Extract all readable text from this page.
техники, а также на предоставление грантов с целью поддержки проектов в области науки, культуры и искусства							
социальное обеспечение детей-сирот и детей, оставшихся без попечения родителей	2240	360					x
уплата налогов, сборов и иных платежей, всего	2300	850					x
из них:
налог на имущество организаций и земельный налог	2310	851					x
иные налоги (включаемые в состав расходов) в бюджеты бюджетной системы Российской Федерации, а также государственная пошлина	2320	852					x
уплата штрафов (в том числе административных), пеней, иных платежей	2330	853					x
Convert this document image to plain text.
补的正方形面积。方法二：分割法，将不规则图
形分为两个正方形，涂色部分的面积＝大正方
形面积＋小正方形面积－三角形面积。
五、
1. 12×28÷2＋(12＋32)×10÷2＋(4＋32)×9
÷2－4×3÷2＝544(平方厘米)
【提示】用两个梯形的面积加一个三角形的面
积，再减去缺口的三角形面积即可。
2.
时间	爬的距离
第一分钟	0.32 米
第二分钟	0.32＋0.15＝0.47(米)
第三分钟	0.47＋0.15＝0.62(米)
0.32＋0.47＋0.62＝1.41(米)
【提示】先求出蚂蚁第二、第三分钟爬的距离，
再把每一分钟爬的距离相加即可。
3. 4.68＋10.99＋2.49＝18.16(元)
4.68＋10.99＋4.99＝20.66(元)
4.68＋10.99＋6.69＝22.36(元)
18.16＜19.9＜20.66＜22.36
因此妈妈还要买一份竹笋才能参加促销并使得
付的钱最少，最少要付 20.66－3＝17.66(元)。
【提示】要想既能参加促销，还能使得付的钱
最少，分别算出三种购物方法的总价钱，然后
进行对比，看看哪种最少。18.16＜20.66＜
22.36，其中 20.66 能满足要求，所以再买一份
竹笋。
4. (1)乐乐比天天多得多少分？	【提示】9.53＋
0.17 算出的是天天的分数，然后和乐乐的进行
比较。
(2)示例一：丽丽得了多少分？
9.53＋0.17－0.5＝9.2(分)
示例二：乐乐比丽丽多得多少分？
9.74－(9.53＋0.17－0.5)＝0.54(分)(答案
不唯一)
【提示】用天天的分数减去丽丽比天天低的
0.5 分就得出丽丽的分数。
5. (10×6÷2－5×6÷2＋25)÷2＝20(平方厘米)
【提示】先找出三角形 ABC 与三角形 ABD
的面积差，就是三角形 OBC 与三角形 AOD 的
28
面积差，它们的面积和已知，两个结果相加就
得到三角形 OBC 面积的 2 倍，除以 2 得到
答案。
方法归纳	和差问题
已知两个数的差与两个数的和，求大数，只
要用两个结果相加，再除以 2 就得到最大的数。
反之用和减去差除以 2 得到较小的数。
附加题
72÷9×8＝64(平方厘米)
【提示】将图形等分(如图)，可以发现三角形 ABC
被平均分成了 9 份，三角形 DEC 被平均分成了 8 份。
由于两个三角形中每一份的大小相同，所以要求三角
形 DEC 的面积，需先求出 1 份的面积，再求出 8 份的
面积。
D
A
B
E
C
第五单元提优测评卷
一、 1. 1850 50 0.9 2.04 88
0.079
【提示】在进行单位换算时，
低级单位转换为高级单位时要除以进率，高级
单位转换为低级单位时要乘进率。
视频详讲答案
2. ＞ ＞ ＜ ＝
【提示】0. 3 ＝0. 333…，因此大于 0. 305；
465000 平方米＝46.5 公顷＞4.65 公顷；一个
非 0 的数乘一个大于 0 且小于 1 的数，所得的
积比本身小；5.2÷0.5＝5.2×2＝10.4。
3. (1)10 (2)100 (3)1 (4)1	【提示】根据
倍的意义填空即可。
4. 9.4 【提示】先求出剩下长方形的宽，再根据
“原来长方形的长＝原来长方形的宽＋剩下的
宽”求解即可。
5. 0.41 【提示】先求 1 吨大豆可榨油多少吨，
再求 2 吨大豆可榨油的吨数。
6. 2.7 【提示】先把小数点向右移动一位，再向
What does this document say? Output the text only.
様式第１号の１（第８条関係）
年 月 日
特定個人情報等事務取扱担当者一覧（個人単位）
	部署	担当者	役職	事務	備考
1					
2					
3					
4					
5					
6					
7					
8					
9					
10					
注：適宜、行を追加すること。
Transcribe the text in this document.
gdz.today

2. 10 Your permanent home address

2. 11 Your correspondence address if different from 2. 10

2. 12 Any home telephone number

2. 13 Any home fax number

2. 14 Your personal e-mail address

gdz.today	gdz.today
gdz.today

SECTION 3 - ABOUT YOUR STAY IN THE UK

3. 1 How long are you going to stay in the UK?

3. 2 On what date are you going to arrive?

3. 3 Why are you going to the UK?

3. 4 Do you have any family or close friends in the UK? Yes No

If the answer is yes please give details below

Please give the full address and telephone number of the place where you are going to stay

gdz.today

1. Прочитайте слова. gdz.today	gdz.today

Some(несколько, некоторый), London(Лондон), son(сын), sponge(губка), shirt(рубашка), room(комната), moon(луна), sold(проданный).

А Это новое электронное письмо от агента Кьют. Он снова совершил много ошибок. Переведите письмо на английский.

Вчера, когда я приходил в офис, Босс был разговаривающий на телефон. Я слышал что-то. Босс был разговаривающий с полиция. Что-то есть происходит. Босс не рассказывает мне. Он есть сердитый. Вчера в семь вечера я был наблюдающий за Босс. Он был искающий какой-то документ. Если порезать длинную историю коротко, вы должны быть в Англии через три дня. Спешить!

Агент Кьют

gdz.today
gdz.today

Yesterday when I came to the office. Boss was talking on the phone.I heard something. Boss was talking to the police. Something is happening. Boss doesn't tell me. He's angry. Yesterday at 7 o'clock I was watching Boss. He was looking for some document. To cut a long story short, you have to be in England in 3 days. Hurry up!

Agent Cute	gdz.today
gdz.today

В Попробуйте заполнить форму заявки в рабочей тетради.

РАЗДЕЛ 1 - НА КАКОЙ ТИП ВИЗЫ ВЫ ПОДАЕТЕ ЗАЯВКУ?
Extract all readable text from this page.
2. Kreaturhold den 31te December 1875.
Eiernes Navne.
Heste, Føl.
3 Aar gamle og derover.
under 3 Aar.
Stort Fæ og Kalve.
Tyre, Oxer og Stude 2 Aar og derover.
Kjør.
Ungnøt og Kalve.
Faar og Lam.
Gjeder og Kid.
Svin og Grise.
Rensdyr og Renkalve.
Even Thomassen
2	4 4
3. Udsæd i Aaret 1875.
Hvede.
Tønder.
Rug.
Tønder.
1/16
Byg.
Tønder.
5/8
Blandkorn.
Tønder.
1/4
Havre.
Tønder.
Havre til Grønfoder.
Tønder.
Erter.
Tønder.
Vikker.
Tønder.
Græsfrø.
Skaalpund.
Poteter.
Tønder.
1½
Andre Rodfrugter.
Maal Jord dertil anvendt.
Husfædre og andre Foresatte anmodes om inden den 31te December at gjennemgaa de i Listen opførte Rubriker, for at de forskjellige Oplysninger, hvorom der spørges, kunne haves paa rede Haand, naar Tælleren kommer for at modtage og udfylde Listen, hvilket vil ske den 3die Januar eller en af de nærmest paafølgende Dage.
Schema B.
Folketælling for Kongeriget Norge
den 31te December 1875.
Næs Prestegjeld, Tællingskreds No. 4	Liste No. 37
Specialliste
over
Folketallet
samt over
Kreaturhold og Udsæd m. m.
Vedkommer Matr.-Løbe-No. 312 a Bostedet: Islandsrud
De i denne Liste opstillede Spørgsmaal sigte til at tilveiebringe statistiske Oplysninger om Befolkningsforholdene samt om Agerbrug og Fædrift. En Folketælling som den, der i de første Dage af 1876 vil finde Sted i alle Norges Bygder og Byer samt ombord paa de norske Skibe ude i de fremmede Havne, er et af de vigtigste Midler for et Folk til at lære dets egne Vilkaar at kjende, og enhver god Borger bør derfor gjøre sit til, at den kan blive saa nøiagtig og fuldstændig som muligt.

━━━━

◆ **To be done**:
Show the lines of the data that hold the word "与三角形".

◆ **Output for this exercise**:
【提示】先找出三角形 ABC 与三角形 ABD
的面积差，就是三角形 OBC 与三角形 AOD 的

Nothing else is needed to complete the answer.